Data items ::
::::::::::

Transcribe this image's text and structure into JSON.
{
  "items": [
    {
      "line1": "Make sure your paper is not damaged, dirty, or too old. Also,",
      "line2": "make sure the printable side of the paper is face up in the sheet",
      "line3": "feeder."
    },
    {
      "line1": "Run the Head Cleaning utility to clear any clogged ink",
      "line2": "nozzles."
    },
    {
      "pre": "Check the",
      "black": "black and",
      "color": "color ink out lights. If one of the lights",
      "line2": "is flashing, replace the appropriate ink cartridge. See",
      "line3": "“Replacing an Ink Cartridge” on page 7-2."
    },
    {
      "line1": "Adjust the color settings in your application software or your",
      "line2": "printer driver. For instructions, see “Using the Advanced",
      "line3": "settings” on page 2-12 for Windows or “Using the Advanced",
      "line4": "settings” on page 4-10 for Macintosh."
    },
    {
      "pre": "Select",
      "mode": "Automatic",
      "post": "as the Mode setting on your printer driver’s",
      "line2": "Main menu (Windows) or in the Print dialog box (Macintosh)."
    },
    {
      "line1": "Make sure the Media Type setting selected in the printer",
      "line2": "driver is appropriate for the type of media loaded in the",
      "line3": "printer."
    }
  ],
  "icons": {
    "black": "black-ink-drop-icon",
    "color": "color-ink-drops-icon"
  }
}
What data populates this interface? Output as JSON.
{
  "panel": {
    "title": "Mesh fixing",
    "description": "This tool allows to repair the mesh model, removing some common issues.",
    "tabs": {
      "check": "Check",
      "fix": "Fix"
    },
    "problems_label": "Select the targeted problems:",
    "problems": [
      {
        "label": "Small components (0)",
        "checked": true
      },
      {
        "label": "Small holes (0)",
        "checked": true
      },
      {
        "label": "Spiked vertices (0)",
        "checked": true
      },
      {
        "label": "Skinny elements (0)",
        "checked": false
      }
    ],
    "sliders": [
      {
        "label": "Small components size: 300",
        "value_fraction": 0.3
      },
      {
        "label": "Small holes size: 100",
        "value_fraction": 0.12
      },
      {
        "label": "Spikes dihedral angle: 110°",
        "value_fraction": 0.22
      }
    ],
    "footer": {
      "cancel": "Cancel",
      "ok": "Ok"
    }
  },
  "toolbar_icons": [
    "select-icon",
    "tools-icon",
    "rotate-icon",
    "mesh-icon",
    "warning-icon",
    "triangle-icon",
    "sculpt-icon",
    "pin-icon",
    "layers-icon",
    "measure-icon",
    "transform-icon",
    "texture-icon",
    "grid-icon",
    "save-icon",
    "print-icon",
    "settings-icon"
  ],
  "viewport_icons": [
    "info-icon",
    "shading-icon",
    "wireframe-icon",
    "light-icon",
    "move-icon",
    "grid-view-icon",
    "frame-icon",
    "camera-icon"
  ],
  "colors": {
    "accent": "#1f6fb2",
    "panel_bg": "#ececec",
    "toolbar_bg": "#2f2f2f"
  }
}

::::::::::

Pull every line containing "JSON" from the material above.

Task result ::
Transcribe this image's text and structure into JSON.
What data populates this interface? Output as JSON.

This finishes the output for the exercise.